>> start Records to process

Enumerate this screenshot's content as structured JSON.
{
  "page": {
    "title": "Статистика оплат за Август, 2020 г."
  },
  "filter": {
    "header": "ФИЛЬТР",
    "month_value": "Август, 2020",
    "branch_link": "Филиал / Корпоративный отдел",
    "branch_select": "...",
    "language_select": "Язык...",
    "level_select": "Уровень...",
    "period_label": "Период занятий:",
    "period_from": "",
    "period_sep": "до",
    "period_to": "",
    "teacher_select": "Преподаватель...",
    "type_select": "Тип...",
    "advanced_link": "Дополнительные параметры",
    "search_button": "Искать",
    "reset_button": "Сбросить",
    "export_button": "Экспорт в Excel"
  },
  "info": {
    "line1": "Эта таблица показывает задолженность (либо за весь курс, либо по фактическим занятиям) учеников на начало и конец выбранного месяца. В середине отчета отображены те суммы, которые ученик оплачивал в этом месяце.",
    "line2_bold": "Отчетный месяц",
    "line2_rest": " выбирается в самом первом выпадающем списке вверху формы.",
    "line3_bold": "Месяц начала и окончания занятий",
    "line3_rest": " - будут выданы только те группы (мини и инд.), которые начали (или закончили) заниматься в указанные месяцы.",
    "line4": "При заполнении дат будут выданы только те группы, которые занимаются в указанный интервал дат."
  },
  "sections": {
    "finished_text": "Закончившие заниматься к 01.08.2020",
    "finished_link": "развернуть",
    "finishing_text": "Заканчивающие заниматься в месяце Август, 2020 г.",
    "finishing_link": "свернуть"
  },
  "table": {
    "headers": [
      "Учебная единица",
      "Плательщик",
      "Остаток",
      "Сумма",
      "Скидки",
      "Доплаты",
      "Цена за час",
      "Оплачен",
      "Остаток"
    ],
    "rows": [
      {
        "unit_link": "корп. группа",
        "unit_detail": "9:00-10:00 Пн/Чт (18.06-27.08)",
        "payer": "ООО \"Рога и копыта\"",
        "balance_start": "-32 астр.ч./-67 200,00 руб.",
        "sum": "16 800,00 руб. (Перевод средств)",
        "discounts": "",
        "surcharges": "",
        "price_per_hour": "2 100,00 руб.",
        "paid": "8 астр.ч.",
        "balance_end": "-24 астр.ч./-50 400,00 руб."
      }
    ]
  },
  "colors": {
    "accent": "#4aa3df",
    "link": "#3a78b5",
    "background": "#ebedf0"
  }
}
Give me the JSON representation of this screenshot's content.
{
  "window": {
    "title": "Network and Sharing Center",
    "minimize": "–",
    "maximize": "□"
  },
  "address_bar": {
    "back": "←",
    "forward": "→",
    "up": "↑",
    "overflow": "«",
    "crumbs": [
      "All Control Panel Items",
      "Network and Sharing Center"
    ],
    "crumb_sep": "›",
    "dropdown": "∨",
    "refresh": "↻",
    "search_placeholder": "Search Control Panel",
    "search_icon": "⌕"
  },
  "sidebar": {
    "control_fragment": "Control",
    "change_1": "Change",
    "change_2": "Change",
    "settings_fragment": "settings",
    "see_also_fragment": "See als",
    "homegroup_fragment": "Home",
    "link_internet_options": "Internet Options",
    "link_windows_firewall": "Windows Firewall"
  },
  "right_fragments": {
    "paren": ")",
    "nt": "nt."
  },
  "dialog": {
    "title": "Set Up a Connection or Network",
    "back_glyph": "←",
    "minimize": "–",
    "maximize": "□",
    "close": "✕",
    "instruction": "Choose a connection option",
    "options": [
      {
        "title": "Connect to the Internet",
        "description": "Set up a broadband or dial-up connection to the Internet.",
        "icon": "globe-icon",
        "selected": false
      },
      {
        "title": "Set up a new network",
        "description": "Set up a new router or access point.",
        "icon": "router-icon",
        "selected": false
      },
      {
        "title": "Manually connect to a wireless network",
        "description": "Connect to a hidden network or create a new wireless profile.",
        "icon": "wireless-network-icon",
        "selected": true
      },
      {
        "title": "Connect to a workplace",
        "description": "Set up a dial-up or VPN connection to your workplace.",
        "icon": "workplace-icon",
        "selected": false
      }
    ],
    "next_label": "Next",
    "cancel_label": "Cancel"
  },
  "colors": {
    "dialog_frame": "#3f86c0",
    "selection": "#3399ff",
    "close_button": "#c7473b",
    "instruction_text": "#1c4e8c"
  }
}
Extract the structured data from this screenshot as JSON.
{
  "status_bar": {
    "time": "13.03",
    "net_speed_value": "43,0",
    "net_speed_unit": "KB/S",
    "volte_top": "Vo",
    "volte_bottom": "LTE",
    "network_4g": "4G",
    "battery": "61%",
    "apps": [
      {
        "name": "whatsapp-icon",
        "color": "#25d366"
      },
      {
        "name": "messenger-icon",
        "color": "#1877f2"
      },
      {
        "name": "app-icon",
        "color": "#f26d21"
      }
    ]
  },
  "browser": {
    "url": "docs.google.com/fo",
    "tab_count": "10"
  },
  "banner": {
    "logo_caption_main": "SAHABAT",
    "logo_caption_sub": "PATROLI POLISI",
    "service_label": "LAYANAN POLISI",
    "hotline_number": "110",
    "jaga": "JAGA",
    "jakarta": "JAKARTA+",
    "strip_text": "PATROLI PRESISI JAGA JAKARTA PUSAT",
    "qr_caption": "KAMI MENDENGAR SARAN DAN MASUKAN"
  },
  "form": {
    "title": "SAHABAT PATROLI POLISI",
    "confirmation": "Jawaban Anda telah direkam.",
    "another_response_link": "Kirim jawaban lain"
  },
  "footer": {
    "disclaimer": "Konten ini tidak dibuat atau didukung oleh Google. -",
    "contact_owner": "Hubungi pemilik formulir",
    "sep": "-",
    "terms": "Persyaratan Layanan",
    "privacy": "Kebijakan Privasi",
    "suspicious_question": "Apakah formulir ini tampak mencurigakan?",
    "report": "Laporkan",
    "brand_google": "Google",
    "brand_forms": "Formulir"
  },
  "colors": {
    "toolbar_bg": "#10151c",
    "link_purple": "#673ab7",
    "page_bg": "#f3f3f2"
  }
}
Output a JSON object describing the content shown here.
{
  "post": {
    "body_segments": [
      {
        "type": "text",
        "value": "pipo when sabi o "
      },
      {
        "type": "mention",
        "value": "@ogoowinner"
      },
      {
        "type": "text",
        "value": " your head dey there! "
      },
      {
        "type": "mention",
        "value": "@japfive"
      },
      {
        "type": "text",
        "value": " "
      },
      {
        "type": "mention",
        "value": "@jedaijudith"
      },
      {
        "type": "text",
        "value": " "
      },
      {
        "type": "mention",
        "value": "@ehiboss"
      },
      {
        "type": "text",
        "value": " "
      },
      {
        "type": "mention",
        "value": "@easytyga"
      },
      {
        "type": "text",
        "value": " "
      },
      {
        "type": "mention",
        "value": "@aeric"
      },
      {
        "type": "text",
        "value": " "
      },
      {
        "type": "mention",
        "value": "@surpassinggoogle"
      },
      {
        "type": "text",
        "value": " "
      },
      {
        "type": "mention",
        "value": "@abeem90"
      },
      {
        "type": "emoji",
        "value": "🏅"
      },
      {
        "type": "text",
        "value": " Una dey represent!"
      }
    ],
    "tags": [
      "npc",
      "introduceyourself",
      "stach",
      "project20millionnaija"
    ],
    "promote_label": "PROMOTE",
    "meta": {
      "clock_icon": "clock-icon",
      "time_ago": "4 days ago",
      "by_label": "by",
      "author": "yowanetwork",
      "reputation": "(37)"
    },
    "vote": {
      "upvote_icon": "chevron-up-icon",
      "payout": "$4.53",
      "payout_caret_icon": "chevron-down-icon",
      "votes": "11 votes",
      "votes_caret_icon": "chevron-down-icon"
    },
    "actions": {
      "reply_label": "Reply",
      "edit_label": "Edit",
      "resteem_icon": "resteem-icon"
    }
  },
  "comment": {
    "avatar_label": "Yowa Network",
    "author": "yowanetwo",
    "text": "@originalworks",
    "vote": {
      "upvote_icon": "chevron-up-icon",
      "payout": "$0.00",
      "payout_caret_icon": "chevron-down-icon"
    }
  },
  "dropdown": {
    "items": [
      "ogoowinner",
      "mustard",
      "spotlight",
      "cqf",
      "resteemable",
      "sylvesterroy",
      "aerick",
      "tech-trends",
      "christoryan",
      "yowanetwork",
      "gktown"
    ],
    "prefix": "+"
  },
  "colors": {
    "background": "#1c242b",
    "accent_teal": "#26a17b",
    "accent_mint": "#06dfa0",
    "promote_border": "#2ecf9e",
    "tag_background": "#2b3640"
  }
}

>> end Records to process

**Work to complete**
Gather each line that holds "будут".

**Reply to the exercise**
    "line3_rest": " - будут выданы только те группы (мини и инд.), которые начали (или закончили) заниматься в указанные месяцы.",
    "line4": "При заполнении дат будут выданы только те группы, которые занимаются в указанный интервал дат."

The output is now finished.